## begin
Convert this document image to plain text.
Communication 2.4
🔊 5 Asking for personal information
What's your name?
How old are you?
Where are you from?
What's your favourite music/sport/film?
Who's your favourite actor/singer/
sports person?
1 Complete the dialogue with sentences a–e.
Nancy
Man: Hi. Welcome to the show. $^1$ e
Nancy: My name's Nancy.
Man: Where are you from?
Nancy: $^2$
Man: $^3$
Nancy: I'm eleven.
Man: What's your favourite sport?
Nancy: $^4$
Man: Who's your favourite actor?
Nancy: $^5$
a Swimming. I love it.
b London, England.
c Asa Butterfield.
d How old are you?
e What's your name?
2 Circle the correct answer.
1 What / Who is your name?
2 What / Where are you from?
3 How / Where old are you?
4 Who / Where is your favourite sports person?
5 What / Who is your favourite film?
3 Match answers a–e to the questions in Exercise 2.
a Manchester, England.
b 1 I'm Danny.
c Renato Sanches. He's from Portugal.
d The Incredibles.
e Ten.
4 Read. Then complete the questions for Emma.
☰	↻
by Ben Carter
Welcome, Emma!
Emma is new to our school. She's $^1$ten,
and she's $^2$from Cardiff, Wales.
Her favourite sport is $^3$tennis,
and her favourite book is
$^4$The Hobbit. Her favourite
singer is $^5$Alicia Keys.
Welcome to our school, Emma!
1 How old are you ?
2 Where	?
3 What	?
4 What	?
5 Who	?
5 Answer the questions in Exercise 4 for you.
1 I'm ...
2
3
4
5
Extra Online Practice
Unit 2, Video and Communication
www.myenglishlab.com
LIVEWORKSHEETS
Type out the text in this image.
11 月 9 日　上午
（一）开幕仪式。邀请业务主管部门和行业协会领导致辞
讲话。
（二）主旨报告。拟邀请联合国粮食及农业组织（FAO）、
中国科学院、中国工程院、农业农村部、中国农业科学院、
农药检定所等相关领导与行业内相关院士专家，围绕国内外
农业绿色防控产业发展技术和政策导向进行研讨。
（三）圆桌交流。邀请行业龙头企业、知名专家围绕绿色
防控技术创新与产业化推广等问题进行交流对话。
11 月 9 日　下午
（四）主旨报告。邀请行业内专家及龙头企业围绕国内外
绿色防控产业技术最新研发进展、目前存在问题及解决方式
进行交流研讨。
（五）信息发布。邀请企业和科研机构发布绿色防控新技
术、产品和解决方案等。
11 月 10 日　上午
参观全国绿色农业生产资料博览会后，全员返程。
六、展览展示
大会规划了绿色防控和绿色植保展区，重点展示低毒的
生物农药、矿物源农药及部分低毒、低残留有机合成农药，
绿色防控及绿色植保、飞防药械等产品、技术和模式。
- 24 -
## end
GIVEN INSTRUCTION: Every line of the data above should be copied exactly.

RESPONSE BELOW:
Convert this document image to plain text.
Communication 2.4
🔊 5 Asking for personal information
What's your name?
How old are you?
Where are you from?
What's your favourite music/sport/film?
Who's your favourite actor/singer/
sports person?
1 Complete the dialogue with sentences a–e.
Nancy
Man: Hi. Welcome to the show. $^1$ e
Nancy: My name's Nancy.
Man: Where are you from?
Nancy: $^2$
Man: $^3$
Nancy: I'm eleven.
Man: What's your favourite sport?
Nancy: $^4$
Man: Who's your favourite actor?
Nancy: $^5$
a Swimming. I love it.
b London, England.
c Asa Butterfield.
d How old are you?
e What's your name?
2 Circle the correct answer.
1 What / Who is your name?
2 What / Where are you from?
3 How / Where old are you?
4 Who / Where is your favourite sports person?
5 What / Who is your favourite film?
3 Match answers a–e to the questions in Exercise 2.
a Manchester, England.
b 1 I'm Danny.
c Renato Sanches. He's from Portugal.
d The Incredibles.
e Ten.
4 Read. Then complete the questions for Emma.
☰	↻
by Ben Carter
Welcome, Emma!
Emma is new to our school. She's $^1$ten,
and she's $^2$from Cardiff, Wales.
Her favourite sport is $^3$tennis,
and her favourite book is
$^4$The Hobbit. Her favourite
singer is $^5$Alicia Keys.
Welcome to our school, Emma!
1 How old are you ?
2 Where	?
3 What	?
4 What	?
5 Who	?
5 Answer the questions in Exercise 4 for you.
1 I'm ...
2
3
4
5
Extra Online Practice
Unit 2, Video and Communication
www.myenglishlab.com
LIVEWORKSHEETS
Type out the text in this image.
11 月 9 日　上午
（一）开幕仪式。邀请业务主管部门和行业协会领导致辞
讲话。
（二）主旨报告。拟邀请联合国粮食及农业组织（FAO）、
中国科学院、中国工程院、农业农村部、中国农业科学院、
农药检定所等相关领导与行业内相关院士专家，围绕国内外
农业绿色防控产业发展技术和政策导向进行研讨。
（三）圆桌交流。邀请行业龙头企业、知名专家围绕绿色
防控技术创新与产业化推广等问题进行交流对话。
11 月 9 日　下午
（四）主旨报告。邀请行业内专家及龙头企业围绕国内外
绿色防控产业技术最新研发进展、目前存在问题及解决方式
进行交流研讨。
（五）信息发布。邀请企业和科研机构发布绿色防控新技
术、产品和解决方案等。
11 月 10 日　上午
参观全国绿色农业生产资料博览会后，全员返程。
六、展览展示
大会规划了绿色防控和绿色植保展区，重点展示低毒的
生物农药、矿物源农药及部分低毒、低残留有机合成农药，
绿色防控及绿色植保、飞防药械等产品、技术和模式。
- 24 -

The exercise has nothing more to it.